**Exercise objective**
Copy all of the material exactly. Pictures are not to appear in the copy.

**Entries supplied**

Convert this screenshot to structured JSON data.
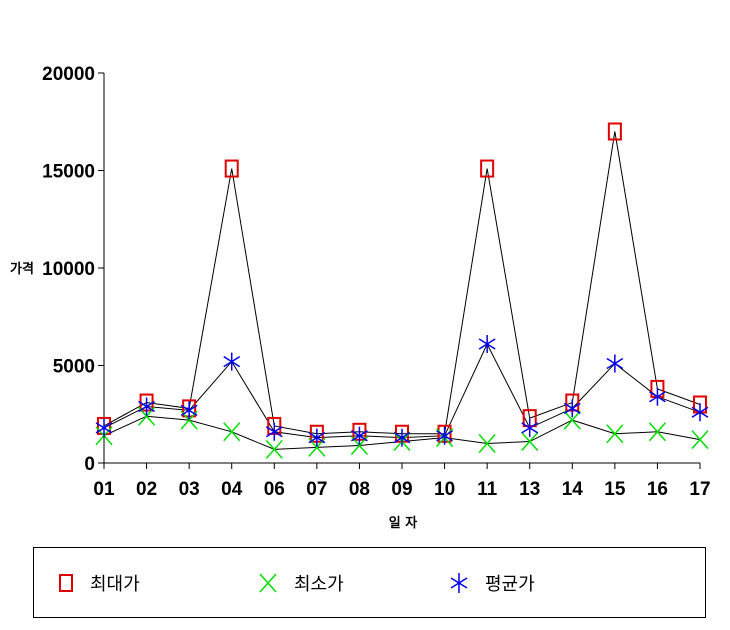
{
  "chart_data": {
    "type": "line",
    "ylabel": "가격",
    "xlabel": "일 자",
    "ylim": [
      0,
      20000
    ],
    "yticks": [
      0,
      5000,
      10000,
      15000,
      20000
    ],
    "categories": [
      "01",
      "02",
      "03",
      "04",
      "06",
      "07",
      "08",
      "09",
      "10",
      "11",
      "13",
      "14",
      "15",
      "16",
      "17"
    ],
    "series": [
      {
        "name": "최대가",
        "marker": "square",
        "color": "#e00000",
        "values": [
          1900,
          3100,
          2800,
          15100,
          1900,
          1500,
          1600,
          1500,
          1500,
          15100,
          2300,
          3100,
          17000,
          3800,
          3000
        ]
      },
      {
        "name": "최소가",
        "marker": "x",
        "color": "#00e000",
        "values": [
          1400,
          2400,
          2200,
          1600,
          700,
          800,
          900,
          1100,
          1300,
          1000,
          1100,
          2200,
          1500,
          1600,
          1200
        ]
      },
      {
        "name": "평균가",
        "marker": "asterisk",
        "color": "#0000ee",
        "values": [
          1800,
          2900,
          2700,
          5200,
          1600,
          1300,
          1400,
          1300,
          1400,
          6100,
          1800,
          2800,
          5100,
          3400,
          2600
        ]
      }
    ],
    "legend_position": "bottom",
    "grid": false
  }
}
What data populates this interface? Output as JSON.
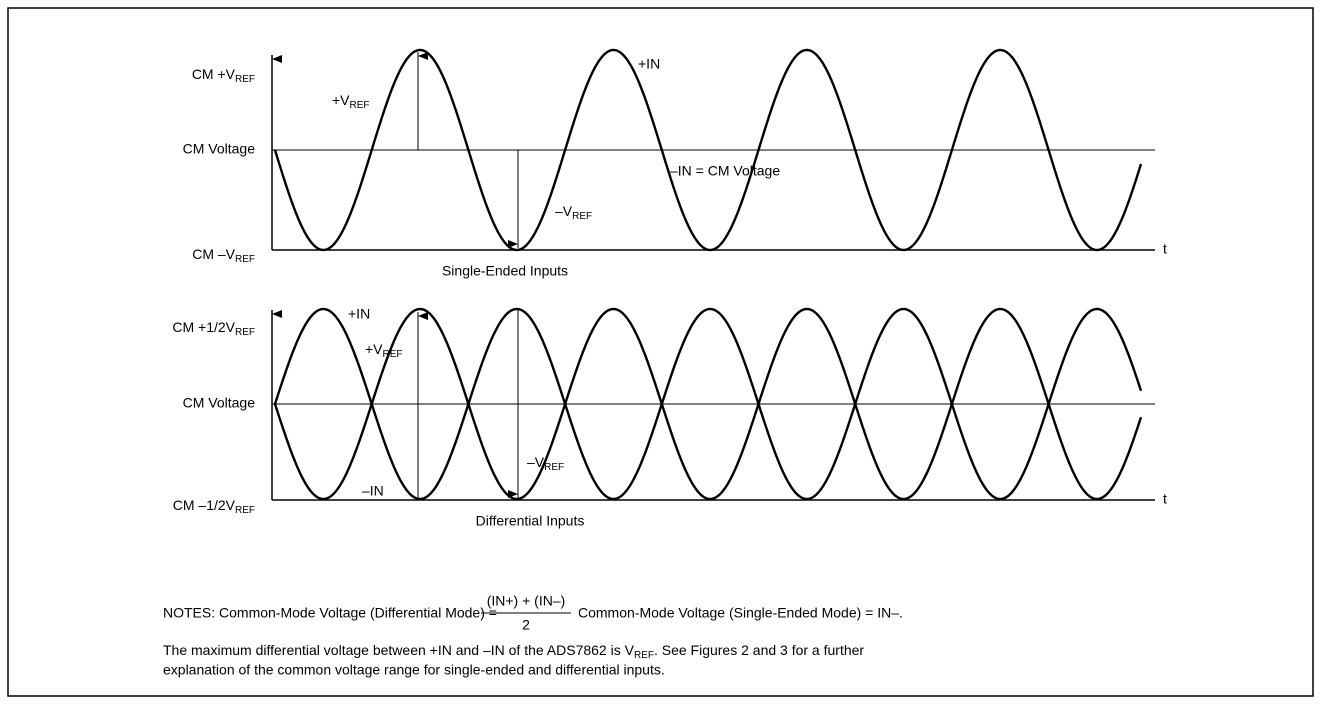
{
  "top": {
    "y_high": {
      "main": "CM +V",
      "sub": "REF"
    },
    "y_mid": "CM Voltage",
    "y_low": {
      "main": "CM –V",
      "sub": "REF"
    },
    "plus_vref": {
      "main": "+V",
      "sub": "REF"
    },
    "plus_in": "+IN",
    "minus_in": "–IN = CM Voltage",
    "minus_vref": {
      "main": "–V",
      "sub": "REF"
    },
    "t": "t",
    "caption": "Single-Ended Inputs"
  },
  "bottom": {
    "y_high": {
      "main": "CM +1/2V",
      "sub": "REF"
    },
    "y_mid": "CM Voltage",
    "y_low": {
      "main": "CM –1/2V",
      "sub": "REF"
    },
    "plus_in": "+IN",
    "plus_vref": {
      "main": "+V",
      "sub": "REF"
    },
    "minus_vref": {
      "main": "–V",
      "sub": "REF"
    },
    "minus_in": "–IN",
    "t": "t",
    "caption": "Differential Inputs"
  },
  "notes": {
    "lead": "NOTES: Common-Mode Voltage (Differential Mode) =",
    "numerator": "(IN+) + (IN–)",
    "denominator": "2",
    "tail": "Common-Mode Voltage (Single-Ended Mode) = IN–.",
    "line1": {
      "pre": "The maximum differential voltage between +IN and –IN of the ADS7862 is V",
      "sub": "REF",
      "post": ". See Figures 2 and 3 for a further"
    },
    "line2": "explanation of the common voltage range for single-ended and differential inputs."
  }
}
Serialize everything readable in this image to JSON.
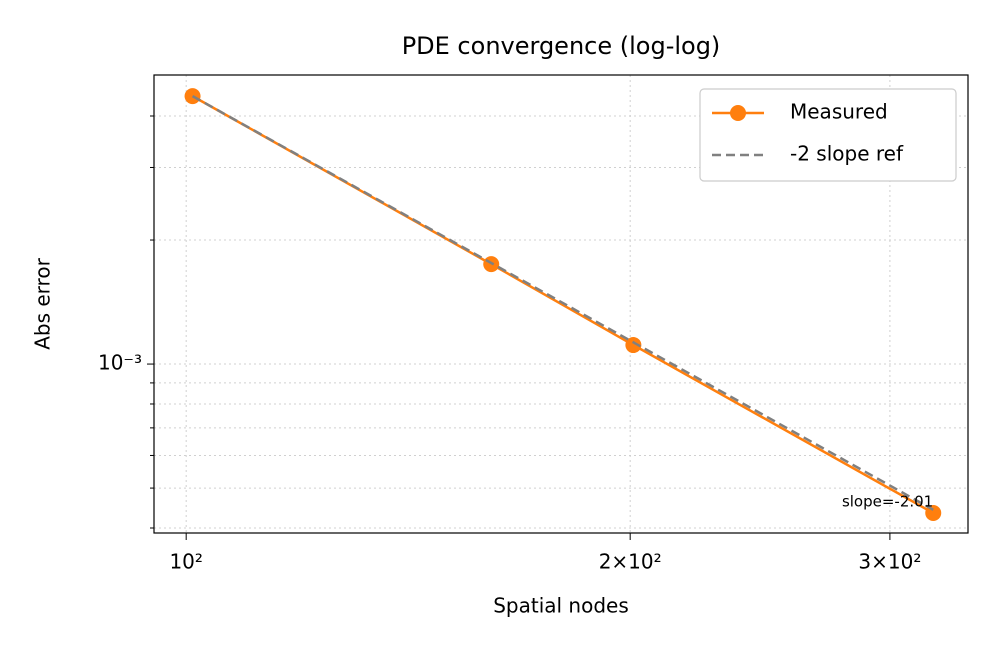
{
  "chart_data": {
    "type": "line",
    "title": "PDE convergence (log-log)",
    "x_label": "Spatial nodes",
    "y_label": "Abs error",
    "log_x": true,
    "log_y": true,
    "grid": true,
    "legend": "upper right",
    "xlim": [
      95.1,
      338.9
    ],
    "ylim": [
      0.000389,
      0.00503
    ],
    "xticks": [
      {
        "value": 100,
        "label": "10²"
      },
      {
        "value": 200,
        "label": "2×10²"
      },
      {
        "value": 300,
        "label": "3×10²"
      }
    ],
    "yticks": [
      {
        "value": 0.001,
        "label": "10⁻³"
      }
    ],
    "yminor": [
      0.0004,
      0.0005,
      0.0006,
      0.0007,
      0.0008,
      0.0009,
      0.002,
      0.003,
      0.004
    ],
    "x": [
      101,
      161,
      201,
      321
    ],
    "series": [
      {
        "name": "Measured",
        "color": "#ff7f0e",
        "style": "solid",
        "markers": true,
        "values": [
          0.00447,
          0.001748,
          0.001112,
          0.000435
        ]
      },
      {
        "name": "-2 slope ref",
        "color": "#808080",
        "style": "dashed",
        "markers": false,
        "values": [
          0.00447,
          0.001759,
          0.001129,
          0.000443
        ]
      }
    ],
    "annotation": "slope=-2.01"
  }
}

**Task output**
Convert this screenshot to structured JSON data.
{
  "chart_data": {
    "type": "line",
    "ylabel": "가격",
    "xlabel": "일 자",
    "ylim": [
      0,
      20000
    ],
    "yticks": [
      0,
      5000,
      10000,
      15000,
      20000
    ],
    "categories": [
      "01",
      "02",
      "03",
      "04",
      "06",
      "07",
      "08",
      "09",
      "10",
      "11",
      "13",
      "14",
      "15",
      "16",
      "17"
    ],
    "series": [
      {
        "name": "최대가",
        "marker": "square",
        "color": "#e00000",
        "values": [
          1900,
          3100,
          2800,
          15100,
          1900,
          1500,
          1600,
          1500,
          1500,
          15100,
          2300,
          3100,
          17000,
          3800,
          3000
        ]
      },
      {
        "name": "최소가",
        "marker": "x",
        "color": "#00e000",
        "values": [
          1400,
          2400,
          2200,
          1600,
          700,
          800,
          900,
          1100,
          1300,
          1000,
          1100,
          2200,
          1500,
          1600,
          1200
        ]
      },
      {
        "name": "평균가",
        "marker": "asterisk",
        "color": "#0000ee",
        "values": [
          1800,
          2900,
          2700,
          5200,
          1600,
          1300,
          1400,
          1300,
          1400,
          6100,
          1800,
          2800,
          5100,
          3400,
          2600
        ]
      }
    ],
    "legend_position": "bottom",
    "grid": false
  }
}
What data populates this interface? Output as JSON.
{
  "top": {
    "y_high": {
      "main": "CM +V",
      "sub": "REF"
    },
    "y_mid": "CM Voltage",
    "y_low": {
      "main": "CM –V",
      "sub": "REF"
    },
    "plus_vref": {
      "main": "+V",
      "sub": "REF"
    },
    "plus_in": "+IN",
    "minus_in": "–IN = CM Voltage",
    "minus_vref": {
      "main": "–V",
      "sub": "REF"
    },
    "t": "t",
    "caption": "Single-Ended Inputs"
  },
  "bottom": {
    "y_high": {
      "main": "CM +1/2V",
      "sub": "REF"
    },
    "y_mid": "CM Voltage",
    "y_low": {
      "main": "CM –1/2V",
      "sub": "REF"
    },
    "plus_in": "+IN",
    "plus_vref": {
      "main": "+V",
      "sub": "REF"
    },
    "minus_vref": {
      "main": "–V",
      "sub": "REF"
    },
    "minus_in": "–IN",
    "t": "t",
    "caption": "Differential Inputs"
  },
  "notes": {
    "lead": "NOTES: Common-Mode Voltage (Differential Mode) =",
    "numerator": "(IN+) + (IN–)",
    "denominator": "2",
    "tail": "Common-Mode Voltage (Single-Ended Mode) = IN–.",
    "line1": {
      "pre": "The maximum differential voltage between +IN and –IN of the ADS7862 is V",
      "sub": "REF",
      "post": ". See Figures 2 and 3 for a further"
    },
    "line2": "explanation of the common voltage range for single-ended and differential inputs."
  }
}
Serialize everything readable in this image to JSON.
{
  "chart_data": {
    "type": "line",
    "title": "PDE convergence (log-log)",
    "x_label": "Spatial nodes",
    "y_label": "Abs error",
    "log_x": true,
    "log_y": true,
    "grid": true,
    "legend": "upper right",
    "xlim": [
      95.1,
      338.9
    ],
    "ylim": [
      0.000389,
      0.00503
    ],
    "xticks": [
      {
        "value": 100,
        "label": "10²"
      },
      {
        "value": 200,
        "label": "2×10²"
      },
      {
        "value": 300,
        "label": "3×10²"
      }
    ],
    "yticks": [
      {
        "value": 0.001,
        "label": "10⁻³"
      }
    ],
    "yminor": [
      0.0004,
      0.0005,
      0.0006,
      0.0007,
      0.0008,
      0.0009,
      0.002,
      0.003,
      0.004
    ],
    "x": [
      101,
      161,
      201,
      321
    ],
    "series": [
      {
        "name": "Measured",
        "color": "#ff7f0e",
        "style": "solid",
        "markers": true,
        "values": [
          0.00447,
          0.001748,
          0.001112,
          0.000435
        ]
      },
      {
        "name": "-2 slope ref",
        "color": "#808080",
        "style": "dashed",
        "markers": false,
        "values": [
          0.00447,
          0.001759,
          0.001129,
          0.000443
        ]
      }
    ],
    "annotation": "slope=-2.01"
  }
}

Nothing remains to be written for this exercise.